TASK GOAL: Work out how many lines hold the string "title". The answer is a single number, nothing more.

Dataset records on visual material:
--- Begin ---

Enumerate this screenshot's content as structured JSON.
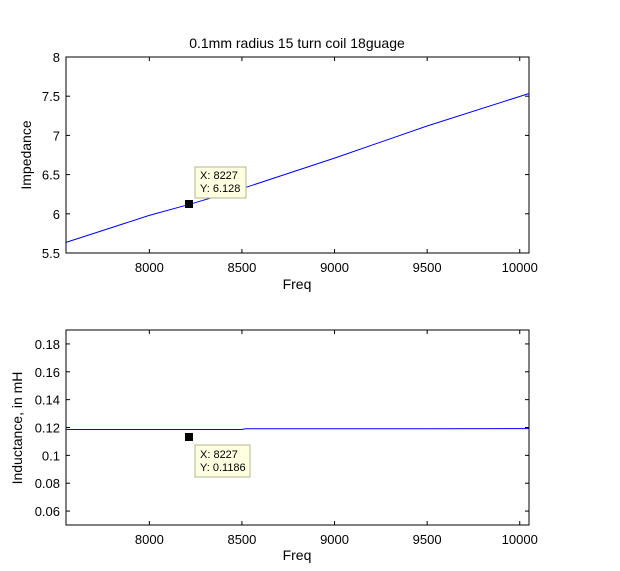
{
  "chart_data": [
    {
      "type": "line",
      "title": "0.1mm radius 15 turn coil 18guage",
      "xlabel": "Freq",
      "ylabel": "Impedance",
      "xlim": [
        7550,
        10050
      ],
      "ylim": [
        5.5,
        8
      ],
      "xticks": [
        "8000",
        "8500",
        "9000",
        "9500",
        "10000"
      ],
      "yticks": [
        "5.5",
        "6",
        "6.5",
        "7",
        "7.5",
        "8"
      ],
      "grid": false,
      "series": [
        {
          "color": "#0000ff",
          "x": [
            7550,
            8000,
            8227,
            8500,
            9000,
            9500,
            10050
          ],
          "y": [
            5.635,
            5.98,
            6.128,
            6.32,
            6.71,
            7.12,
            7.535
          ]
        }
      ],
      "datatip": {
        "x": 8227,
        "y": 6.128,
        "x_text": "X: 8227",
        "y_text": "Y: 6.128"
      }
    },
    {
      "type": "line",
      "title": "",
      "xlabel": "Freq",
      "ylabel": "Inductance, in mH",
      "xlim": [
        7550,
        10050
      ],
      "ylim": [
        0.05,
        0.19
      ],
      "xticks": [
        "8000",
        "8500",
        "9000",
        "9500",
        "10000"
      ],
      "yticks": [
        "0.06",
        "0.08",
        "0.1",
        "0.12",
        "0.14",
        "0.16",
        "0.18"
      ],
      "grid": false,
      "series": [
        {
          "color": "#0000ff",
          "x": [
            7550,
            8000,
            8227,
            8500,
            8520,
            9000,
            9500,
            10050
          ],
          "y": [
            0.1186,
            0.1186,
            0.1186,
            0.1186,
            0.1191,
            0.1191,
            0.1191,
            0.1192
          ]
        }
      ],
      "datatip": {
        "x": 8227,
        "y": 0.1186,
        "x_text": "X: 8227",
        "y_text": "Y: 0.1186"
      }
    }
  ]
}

--- End ---

EXERCISE ANSWER: 2